-- Source data start --

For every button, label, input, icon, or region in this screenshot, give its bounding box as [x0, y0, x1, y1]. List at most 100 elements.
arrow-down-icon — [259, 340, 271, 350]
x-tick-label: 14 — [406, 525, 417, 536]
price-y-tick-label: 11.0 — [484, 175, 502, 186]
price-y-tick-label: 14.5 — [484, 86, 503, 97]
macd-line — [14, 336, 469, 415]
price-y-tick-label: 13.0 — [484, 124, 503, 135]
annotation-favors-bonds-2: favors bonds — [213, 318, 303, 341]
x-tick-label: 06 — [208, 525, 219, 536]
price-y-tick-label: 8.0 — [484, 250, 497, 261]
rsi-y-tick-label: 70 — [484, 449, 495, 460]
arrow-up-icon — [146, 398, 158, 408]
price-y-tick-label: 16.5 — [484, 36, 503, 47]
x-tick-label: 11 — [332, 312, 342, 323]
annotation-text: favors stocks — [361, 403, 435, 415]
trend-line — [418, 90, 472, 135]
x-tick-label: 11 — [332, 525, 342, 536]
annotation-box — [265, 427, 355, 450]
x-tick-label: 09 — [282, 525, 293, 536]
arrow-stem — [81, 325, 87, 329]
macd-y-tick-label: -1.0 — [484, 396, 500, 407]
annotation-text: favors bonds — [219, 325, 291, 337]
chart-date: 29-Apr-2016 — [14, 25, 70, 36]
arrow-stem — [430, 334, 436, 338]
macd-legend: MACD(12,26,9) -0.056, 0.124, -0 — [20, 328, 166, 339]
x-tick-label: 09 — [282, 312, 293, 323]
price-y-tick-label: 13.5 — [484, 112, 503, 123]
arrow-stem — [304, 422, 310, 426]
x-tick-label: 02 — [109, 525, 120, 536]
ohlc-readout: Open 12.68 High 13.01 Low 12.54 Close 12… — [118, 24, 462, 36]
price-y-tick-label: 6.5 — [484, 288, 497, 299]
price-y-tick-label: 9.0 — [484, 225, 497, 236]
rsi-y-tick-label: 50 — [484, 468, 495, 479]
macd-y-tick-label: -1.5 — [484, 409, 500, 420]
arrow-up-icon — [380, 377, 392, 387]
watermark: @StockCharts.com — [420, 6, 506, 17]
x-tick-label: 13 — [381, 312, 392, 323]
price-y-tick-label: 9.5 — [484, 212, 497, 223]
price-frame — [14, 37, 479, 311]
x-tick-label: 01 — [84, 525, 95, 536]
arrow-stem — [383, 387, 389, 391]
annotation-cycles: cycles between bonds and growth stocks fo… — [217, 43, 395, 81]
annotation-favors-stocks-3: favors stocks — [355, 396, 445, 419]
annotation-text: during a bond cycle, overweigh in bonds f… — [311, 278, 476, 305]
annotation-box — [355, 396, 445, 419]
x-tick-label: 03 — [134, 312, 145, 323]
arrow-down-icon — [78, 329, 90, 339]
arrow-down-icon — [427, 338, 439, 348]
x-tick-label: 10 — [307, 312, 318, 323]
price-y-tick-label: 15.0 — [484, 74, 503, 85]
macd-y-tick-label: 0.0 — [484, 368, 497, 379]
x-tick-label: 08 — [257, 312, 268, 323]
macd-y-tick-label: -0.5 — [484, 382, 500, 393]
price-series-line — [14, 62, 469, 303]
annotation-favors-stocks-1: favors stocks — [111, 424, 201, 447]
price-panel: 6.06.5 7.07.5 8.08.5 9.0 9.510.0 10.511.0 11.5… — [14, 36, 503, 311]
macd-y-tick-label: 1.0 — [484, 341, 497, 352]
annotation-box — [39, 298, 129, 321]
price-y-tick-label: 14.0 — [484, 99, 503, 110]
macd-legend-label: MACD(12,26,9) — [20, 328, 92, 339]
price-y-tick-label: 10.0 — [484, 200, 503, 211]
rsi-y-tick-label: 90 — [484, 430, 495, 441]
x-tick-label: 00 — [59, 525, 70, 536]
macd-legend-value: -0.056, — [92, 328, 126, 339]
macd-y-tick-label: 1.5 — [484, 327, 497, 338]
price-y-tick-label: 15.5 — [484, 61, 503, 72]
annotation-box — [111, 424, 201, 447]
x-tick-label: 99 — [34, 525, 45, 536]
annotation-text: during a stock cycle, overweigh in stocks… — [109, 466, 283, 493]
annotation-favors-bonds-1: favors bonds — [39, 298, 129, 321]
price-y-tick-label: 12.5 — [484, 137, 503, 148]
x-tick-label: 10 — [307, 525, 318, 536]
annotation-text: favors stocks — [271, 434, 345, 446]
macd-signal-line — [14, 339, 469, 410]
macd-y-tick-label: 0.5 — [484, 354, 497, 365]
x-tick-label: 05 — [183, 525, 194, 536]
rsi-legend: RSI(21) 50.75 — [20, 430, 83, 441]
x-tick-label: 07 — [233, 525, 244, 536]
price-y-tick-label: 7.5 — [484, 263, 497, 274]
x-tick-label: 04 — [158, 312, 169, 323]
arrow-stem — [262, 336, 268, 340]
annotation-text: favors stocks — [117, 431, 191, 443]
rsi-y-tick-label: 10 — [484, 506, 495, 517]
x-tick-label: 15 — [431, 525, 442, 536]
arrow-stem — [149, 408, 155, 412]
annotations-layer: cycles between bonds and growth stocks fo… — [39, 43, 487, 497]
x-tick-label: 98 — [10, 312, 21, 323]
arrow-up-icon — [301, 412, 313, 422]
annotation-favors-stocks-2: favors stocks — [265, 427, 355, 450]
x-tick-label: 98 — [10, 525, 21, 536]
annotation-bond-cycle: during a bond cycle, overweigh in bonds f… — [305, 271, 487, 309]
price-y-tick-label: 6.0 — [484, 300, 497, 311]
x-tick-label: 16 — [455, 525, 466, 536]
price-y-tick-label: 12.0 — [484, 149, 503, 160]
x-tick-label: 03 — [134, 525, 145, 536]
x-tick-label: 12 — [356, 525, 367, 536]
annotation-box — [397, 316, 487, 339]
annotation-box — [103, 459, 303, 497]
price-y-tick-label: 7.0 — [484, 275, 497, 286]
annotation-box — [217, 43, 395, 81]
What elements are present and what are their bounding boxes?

-- Source data end --
-- Source data start --

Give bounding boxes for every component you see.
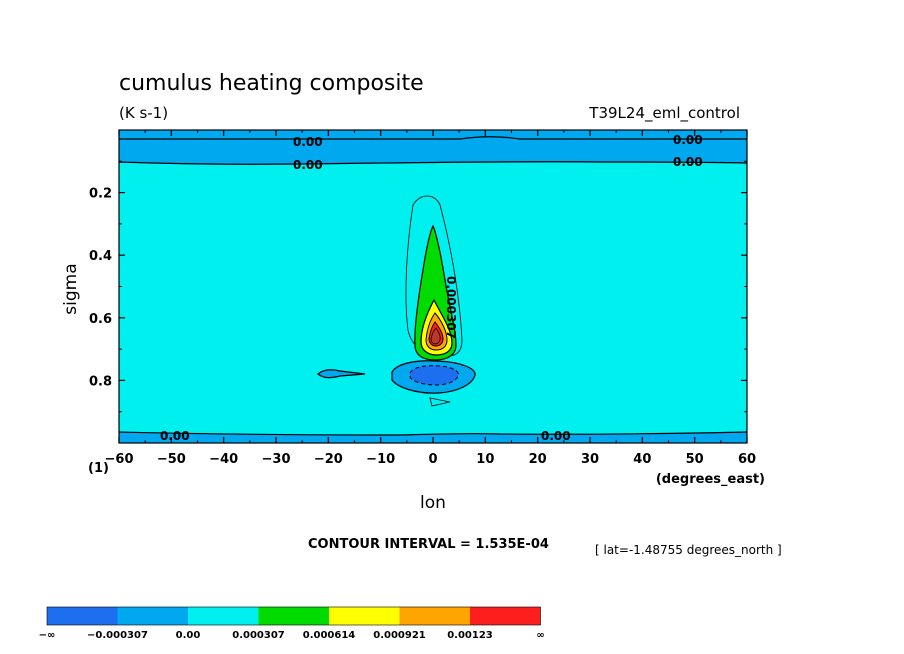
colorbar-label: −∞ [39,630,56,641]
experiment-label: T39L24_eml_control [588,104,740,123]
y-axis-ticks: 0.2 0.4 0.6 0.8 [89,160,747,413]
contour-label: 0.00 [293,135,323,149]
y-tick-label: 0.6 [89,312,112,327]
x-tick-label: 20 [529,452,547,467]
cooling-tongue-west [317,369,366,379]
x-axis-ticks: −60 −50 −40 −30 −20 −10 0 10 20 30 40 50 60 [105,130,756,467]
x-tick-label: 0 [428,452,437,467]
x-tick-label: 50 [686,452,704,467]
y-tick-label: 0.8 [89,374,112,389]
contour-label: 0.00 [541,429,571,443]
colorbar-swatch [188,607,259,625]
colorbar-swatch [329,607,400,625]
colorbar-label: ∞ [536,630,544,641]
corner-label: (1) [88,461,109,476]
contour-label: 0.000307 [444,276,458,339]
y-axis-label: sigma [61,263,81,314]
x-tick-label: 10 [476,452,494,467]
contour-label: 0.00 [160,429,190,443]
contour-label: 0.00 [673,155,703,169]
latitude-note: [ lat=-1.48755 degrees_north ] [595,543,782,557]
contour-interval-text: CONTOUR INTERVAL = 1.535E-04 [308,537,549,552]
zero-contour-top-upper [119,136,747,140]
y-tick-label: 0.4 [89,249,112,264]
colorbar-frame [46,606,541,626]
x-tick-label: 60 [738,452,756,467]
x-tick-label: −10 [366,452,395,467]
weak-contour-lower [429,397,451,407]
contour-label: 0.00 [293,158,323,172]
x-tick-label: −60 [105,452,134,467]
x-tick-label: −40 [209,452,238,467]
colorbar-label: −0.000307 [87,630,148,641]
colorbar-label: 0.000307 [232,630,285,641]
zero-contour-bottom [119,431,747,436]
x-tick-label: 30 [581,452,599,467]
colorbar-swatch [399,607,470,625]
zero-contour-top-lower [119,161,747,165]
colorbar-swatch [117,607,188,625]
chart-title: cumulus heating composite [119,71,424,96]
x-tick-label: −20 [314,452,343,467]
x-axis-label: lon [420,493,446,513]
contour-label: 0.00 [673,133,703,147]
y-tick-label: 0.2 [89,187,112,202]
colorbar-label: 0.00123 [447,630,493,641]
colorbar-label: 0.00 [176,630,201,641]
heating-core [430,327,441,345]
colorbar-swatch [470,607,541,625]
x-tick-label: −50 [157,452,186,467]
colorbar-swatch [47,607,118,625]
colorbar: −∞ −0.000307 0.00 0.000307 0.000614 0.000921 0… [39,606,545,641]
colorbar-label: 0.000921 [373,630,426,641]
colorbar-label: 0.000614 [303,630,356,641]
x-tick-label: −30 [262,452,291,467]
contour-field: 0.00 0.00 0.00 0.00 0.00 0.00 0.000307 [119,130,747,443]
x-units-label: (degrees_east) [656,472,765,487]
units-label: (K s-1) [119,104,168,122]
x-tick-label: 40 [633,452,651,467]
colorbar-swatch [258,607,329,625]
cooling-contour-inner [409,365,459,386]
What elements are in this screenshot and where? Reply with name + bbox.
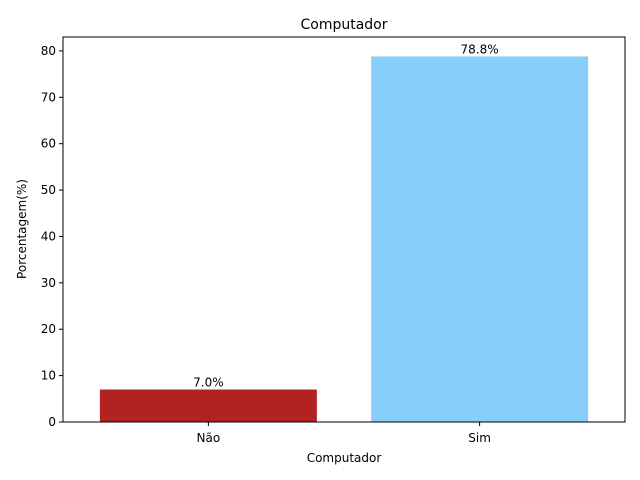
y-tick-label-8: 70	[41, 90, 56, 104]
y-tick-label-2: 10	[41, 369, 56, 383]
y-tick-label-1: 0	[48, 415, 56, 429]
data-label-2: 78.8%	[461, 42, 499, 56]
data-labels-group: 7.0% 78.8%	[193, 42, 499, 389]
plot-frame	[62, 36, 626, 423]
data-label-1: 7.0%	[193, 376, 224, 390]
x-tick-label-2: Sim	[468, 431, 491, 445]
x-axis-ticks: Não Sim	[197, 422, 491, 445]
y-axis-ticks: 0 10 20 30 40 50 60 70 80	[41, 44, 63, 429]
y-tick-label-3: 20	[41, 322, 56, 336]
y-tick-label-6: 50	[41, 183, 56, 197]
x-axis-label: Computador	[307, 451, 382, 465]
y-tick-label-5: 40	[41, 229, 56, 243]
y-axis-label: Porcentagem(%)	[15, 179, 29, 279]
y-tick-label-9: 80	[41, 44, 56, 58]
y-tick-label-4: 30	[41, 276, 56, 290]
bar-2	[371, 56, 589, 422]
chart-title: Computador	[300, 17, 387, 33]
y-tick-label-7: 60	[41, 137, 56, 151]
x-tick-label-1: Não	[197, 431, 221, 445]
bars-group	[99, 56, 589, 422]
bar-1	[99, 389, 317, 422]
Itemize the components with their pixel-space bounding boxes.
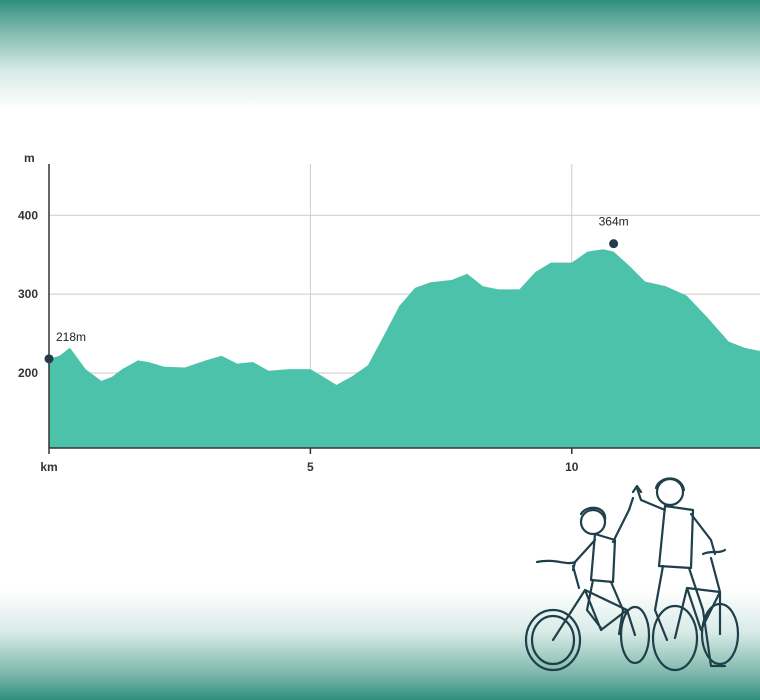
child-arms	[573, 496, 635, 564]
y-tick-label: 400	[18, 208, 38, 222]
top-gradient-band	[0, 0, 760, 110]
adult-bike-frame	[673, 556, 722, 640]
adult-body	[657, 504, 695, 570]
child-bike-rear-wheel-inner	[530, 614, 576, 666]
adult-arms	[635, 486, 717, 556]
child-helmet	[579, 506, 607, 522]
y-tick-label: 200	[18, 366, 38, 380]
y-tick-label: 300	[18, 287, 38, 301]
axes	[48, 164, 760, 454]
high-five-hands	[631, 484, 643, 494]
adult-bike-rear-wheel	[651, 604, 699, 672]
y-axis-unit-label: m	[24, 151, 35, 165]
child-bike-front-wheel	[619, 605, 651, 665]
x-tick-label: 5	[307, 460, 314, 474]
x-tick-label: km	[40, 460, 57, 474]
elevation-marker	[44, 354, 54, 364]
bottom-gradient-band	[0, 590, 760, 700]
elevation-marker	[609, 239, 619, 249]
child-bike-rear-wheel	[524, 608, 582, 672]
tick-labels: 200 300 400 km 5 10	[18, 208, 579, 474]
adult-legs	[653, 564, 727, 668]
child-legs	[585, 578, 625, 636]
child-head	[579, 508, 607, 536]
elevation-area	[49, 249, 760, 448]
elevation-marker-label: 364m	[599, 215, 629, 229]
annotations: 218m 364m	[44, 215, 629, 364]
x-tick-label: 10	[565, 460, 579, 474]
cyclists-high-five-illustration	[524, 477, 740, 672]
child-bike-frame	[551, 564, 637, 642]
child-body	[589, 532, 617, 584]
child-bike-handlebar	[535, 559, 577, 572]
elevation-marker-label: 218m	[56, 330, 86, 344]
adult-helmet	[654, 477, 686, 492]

-- Source data end --

Directions: Put the rows into a numbered list, starting at the row that contains "For every button, label, input, icon, or" and ending at the row that contains "rsi-y-tick-label: 70 — [484, 449, 495, 460]". Skip any blank lines.

Exercise result:
1. For every button, label, input, icon, or region in this screenshot, give its bounding box as [x0, y0, x1, y1]. List at most 100 elements.
2. arrow-down-icon — [259, 340, 271, 350]
3. x-tick-label: 14 — [406, 525, 417, 536]
4. price-y-tick-label: 11.0 — [484, 175, 502, 186]
5. price-y-tick-label: 14.5 — [484, 86, 503, 97]
6. macd-line — [14, 336, 469, 415]
7. price-y-tick-label: 13.0 — [484, 124, 503, 135]
8. annotation-favors-bonds-2: favors bonds — [213, 318, 303, 341]
9. x-tick-label: 06 — [208, 525, 219, 536]
10. price-y-tick-label: 8.0 — [484, 250, 497, 261]
11. rsi-y-tick-label: 70 — [484, 449, 495, 460]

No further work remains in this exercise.